▶ _DO THIS_: Leave out any pictures and transcribe all other data below exactly.

━━━━━━━━━━━━━━━━━━━━━━━━━━━━━━

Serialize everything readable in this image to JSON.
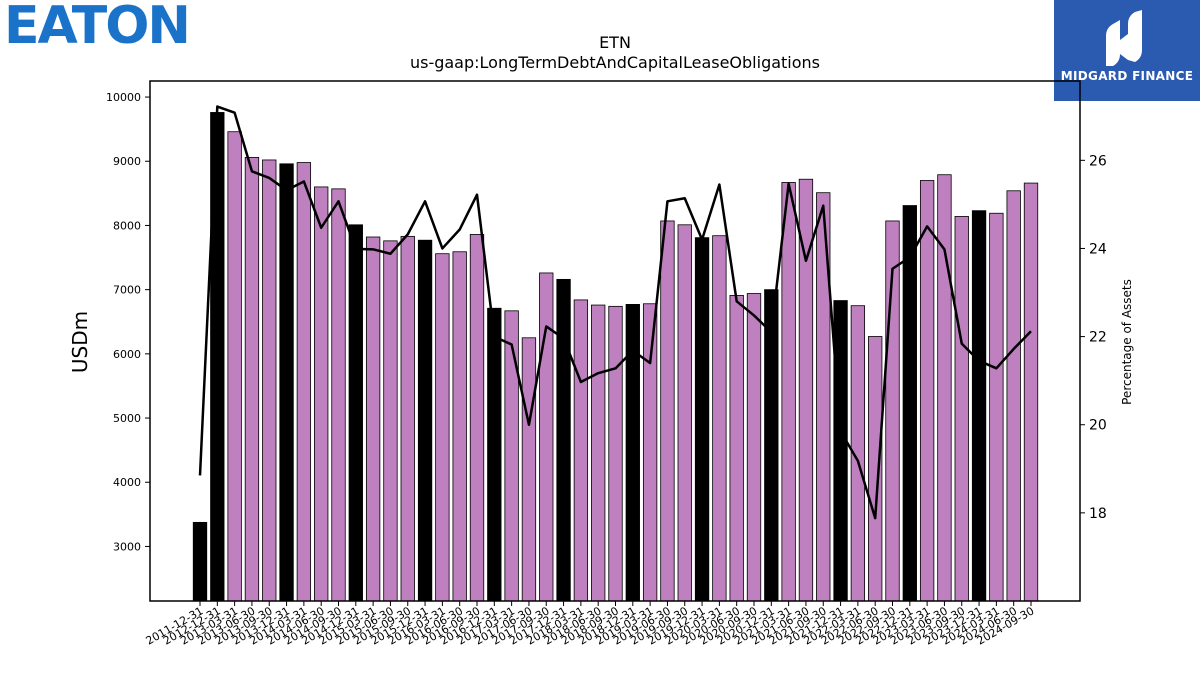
{
  "logos": {
    "left_text": "EATON",
    "right_text": "MIDGARD FINANCE"
  },
  "chart_data": {
    "type": "bar",
    "title": "ETN",
    "subtitle": "us-gaap:LongTermDebtAndCapitalLeaseObligations",
    "ylabel": "USDm",
    "y2label": "Percentage of Assets",
    "ylim": [
      2150,
      10250
    ],
    "y2lim": [
      16.0,
      27.8
    ],
    "yticks": [
      3000,
      4000,
      5000,
      6000,
      7000,
      8000,
      9000,
      10000
    ],
    "y2ticks": [
      18,
      20,
      22,
      24,
      26
    ],
    "bar_colors": {
      "annual": "#000000",
      "quarterly": "#bf80bf"
    },
    "line_color": "#000000",
    "grid": false,
    "categories": [
      "2011-12-31",
      "2012-12-31",
      "2013-03-31",
      "2013-06-30",
      "2013-09-30",
      "2013-12-31",
      "2014-03-31",
      "2014-06-30",
      "2014-09-30",
      "2014-12-31",
      "2015-03-31",
      "2015-06-30",
      "2015-09-30",
      "2015-12-31",
      "2016-03-31",
      "2016-06-30",
      "2016-09-30",
      "2016-12-31",
      "2017-03-31",
      "2017-06-30",
      "2017-09-30",
      "2017-12-31",
      "2018-03-31",
      "2018-06-30",
      "2018-09-30",
      "2018-12-31",
      "2019-03-31",
      "2019-06-30",
      "2019-09-30",
      "2019-12-31",
      "2020-03-31",
      "2020-06-30",
      "2020-09-30",
      "2020-12-31",
      "2021-03-31",
      "2021-06-30",
      "2021-09-30",
      "2021-12-31",
      "2022-03-31",
      "2022-06-30",
      "2022-09-30",
      "2022-12-31",
      "2023-03-31",
      "2023-06-30",
      "2023-09-30",
      "2023-12-31",
      "2024-03-31",
      "2024-06-30",
      "2024-09-30"
    ],
    "annual": [
      true,
      true,
      false,
      false,
      false,
      true,
      false,
      false,
      false,
      true,
      false,
      false,
      false,
      true,
      false,
      false,
      false,
      true,
      false,
      false,
      false,
      true,
      false,
      false,
      false,
      true,
      false,
      false,
      false,
      true,
      false,
      false,
      false,
      true,
      false,
      false,
      false,
      true,
      false,
      false,
      false,
      true,
      false,
      false,
      false,
      true,
      false,
      false,
      false
    ],
    "values": [
      3375,
      9760,
      9460,
      9060,
      9020,
      8960,
      8980,
      8600,
      8570,
      8010,
      7820,
      7760,
      7830,
      7770,
      7560,
      7590,
      7860,
      6710,
      6670,
      6250,
      7260,
      7160,
      6840,
      6760,
      6740,
      6770,
      6780,
      8070,
      8010,
      7810,
      7840,
      6910,
      6940,
      7000,
      8670,
      8720,
      8510,
      6830,
      6750,
      6270,
      8070,
      8310,
      8700,
      8790,
      8140,
      8230,
      8190,
      8540,
      8660
    ],
    "pct_of_assets": [
      18.85,
      27.22,
      27.08,
      25.75,
      25.6,
      25.32,
      25.52,
      24.47,
      25.07,
      23.99,
      23.98,
      23.88,
      24.32,
      25.07,
      24.0,
      24.43,
      25.22,
      22.0,
      21.82,
      20.0,
      22.23,
      21.96,
      20.97,
      21.17,
      21.28,
      21.68,
      21.4,
      25.07,
      25.14,
      24.2,
      25.45,
      22.8,
      22.48,
      22.1,
      25.47,
      23.72,
      24.97,
      19.85,
      19.18,
      17.88,
      23.54,
      23.8,
      24.5,
      23.98,
      21.84,
      21.45,
      21.28,
      21.72,
      22.12
    ]
  }
}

━━━━━━━━━━━━━━━━━━━━━━━━━━━━━━

▶ _REPLY TO THE TASK_:
Serialize everything readable in this image to JSON.
{
  "logos": {
    "left_text": "EATON",
    "right_text": "MIDGARD FINANCE"
  },
  "chart_data": {
    "type": "bar",
    "title": "ETN",
    "subtitle": "us-gaap:LongTermDebtAndCapitalLeaseObligations",
    "ylabel": "USDm",
    "y2label": "Percentage of Assets",
    "ylim": [
      2150,
      10250
    ],
    "y2lim": [
      16.0,
      27.8
    ],
    "yticks": [
      3000,
      4000,
      5000,
      6000,
      7000,
      8000,
      9000,
      10000
    ],
    "y2ticks": [
      18,
      20,
      22,
      24,
      26
    ],
    "bar_colors": {
      "annual": "#000000",
      "quarterly": "#bf80bf"
    },
    "line_color": "#000000",
    "grid": false,
    "categories": [
      "2011-12-31",
      "2012-12-31",
      "2013-03-31",
      "2013-06-30",
      "2013-09-30",
      "2013-12-31",
      "2014-03-31",
      "2014-06-30",
      "2014-09-30",
      "2014-12-31",
      "2015-03-31",
      "2015-06-30",
      "2015-09-30",
      "2015-12-31",
      "2016-03-31",
      "2016-06-30",
      "2016-09-30",
      "2016-12-31",
      "2017-03-31",
      "2017-06-30",
      "2017-09-30",
      "2017-12-31",
      "2018-03-31",
      "2018-06-30",
      "2018-09-30",
      "2018-12-31",
      "2019-03-31",
      "2019-06-30",
      "2019-09-30",
      "2019-12-31",
      "2020-03-31",
      "2020-06-30",
      "2020-09-30",
      "2020-12-31",
      "2021-03-31",
      "2021-06-30",
      "2021-09-30",
      "2021-12-31",
      "2022-03-31",
      "2022-06-30",
      "2022-09-30",
      "2022-12-31",
      "2023-03-31",
      "2023-06-30",
      "2023-09-30",
      "2023-12-31",
      "2024-03-31",
      "2024-06-30",
      "2024-09-30"
    ],
    "annual": [
      true,
      true,
      false,
      false,
      false,
      true,
      false,
      false,
      false,
      true,
      false,
      false,
      false,
      true,
      false,
      false,
      false,
      true,
      false,
      false,
      false,
      true,
      false,
      false,
      false,
      true,
      false,
      false,
      false,
      true,
      false,
      false,
      false,
      true,
      false,
      false,
      false,
      true,
      false,
      false,
      false,
      true,
      false,
      false,
      false,
      true,
      false,
      false,
      false
    ],
    "values": [
      3375,
      9760,
      9460,
      9060,
      9020,
      8960,
      8980,
      8600,
      8570,
      8010,
      7820,
      7760,
      7830,
      7770,
      7560,
      7590,
      7860,
      6710,
      6670,
      6250,
      7260,
      7160,
      6840,
      6760,
      6740,
      6770,
      6780,
      8070,
      8010,
      7810,
      7840,
      6910,
      6940,
      7000,
      8670,
      8720,
      8510,
      6830,
      6750,
      6270,
      8070,
      8310,
      8700,
      8790,
      8140,
      8230,
      8190,
      8540,
      8660
    ],
    "pct_of_assets": [
      18.85,
      27.22,
      27.08,
      25.75,
      25.6,
      25.32,
      25.52,
      24.47,
      25.07,
      23.99,
      23.98,
      23.88,
      24.32,
      25.07,
      24.0,
      24.43,
      25.22,
      22.0,
      21.82,
      20.0,
      22.23,
      21.96,
      20.97,
      21.17,
      21.28,
      21.68,
      21.4,
      25.07,
      25.14,
      24.2,
      25.45,
      22.8,
      22.48,
      22.1,
      25.47,
      23.72,
      24.97,
      19.85,
      19.18,
      17.88,
      23.54,
      23.8,
      24.5,
      23.98,
      21.84,
      21.45,
      21.28,
      21.72,
      22.12
    ]
  }
}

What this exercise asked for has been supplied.